▶ _WRITTEN TASK_: Comb through the entries for "Tracer" and pull out each line that holds it.
----
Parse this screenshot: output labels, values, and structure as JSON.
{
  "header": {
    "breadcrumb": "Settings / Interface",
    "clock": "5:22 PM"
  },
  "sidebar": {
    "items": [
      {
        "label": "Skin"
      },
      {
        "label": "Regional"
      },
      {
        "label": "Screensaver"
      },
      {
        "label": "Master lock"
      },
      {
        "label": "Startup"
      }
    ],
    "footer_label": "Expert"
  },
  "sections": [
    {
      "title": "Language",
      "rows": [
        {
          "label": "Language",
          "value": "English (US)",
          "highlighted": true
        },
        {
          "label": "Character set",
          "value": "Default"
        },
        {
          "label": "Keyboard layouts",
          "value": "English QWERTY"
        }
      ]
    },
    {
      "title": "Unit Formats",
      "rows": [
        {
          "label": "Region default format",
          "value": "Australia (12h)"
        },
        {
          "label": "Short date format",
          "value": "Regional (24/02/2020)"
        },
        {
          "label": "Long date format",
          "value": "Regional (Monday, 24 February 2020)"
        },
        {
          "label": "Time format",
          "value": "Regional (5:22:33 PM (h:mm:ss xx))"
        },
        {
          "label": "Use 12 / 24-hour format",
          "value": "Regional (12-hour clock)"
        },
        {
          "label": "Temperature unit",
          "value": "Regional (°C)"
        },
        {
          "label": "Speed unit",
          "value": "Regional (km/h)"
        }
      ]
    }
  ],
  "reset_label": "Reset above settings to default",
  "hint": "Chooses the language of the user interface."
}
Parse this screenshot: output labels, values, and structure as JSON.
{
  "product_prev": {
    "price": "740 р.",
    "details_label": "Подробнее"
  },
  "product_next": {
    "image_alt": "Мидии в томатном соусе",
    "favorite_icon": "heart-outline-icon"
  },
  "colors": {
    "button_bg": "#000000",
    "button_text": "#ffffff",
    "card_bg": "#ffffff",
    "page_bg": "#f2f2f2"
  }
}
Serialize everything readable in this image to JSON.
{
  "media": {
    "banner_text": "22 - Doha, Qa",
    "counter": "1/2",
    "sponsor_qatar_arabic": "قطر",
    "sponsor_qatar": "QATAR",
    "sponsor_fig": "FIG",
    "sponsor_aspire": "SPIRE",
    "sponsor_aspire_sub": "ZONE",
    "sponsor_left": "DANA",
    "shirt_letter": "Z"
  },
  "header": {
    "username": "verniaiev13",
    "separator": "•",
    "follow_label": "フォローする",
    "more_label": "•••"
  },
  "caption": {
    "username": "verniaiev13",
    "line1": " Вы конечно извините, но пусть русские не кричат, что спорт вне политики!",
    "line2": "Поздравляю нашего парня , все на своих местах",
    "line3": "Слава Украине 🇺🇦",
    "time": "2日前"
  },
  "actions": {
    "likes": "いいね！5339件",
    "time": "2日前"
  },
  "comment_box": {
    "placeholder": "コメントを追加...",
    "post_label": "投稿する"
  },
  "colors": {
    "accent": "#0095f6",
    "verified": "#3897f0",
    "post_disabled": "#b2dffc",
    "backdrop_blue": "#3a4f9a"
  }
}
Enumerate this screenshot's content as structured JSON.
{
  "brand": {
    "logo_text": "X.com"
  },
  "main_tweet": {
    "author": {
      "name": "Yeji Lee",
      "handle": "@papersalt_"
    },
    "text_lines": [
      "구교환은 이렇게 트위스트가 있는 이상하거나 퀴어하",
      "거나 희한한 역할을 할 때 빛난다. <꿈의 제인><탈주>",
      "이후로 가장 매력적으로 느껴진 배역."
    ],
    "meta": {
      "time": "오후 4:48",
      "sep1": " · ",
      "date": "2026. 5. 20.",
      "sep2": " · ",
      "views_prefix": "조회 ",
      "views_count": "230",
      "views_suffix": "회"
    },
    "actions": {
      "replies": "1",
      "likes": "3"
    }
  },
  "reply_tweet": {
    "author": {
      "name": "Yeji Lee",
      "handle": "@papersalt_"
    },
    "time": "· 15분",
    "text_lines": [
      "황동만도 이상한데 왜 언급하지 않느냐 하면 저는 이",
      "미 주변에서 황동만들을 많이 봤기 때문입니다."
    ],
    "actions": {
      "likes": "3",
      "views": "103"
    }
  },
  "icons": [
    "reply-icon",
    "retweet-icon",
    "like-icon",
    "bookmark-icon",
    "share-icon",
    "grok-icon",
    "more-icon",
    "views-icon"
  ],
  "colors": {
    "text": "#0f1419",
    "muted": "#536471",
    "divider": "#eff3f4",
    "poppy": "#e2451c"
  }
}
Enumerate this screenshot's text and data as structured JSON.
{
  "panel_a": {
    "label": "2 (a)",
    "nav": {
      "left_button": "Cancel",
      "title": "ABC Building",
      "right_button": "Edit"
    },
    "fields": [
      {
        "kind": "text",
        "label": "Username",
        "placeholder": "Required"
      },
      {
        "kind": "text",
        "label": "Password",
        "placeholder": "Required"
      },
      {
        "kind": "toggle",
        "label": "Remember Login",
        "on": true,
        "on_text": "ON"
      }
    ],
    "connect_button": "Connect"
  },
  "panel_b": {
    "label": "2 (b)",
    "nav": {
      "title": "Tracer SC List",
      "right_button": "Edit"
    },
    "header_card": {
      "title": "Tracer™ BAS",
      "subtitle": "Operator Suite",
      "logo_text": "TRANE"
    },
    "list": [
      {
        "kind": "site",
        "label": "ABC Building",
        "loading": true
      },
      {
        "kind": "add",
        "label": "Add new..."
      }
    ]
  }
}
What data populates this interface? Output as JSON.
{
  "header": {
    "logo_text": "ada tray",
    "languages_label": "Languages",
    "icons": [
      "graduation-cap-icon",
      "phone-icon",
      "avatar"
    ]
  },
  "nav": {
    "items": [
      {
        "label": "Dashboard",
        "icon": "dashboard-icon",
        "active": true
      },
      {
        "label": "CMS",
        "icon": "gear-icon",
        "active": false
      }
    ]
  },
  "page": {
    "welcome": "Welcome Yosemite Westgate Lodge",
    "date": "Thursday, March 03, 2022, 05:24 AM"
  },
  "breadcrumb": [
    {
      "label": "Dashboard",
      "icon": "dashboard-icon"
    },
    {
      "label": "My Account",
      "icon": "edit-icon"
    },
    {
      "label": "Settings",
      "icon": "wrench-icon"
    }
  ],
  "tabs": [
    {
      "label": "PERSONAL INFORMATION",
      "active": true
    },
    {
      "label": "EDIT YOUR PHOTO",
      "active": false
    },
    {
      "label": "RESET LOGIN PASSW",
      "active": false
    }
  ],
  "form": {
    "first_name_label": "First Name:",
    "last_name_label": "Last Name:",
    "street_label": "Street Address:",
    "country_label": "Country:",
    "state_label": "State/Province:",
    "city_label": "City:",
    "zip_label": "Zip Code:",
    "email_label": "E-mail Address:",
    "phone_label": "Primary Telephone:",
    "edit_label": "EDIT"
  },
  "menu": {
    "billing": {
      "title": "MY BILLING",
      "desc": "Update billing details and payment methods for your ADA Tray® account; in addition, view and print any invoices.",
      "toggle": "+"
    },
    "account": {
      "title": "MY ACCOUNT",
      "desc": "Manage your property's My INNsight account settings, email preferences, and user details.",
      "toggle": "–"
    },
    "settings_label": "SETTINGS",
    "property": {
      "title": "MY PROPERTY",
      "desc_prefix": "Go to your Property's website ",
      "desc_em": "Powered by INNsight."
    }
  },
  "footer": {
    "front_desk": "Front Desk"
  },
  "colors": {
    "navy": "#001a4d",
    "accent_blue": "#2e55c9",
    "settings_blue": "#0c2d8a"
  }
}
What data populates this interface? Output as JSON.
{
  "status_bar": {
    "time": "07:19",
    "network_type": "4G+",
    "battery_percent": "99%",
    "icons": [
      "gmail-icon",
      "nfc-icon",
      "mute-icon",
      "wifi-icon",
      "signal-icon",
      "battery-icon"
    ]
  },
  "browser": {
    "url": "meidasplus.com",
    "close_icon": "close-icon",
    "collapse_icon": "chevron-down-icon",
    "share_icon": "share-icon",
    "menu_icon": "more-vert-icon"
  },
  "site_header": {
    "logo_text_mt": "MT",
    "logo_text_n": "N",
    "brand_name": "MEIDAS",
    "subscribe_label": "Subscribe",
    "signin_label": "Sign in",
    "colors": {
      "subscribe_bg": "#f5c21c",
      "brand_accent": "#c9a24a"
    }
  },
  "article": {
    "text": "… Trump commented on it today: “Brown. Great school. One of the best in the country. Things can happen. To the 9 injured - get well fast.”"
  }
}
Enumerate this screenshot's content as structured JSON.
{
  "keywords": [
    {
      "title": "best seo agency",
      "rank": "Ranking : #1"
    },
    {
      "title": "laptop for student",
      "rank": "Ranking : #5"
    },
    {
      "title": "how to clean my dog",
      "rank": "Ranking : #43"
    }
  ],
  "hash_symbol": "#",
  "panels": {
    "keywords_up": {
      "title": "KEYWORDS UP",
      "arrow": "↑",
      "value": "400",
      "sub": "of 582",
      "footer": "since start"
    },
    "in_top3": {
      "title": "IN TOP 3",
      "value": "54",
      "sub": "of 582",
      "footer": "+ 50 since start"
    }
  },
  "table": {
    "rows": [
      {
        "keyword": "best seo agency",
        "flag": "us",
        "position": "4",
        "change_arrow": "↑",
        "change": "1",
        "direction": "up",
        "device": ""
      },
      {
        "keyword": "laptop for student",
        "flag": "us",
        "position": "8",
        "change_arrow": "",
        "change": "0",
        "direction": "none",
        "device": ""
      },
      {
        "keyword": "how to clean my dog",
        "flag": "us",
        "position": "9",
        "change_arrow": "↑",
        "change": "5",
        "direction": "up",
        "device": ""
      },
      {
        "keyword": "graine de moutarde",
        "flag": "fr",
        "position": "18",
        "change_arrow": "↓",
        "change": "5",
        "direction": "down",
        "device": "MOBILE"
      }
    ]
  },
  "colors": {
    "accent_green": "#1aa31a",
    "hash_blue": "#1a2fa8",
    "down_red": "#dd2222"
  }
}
----
▶ _OUTPUT_:
      "title": "Tracer SC List",
      "title": "Tracer™ BAS",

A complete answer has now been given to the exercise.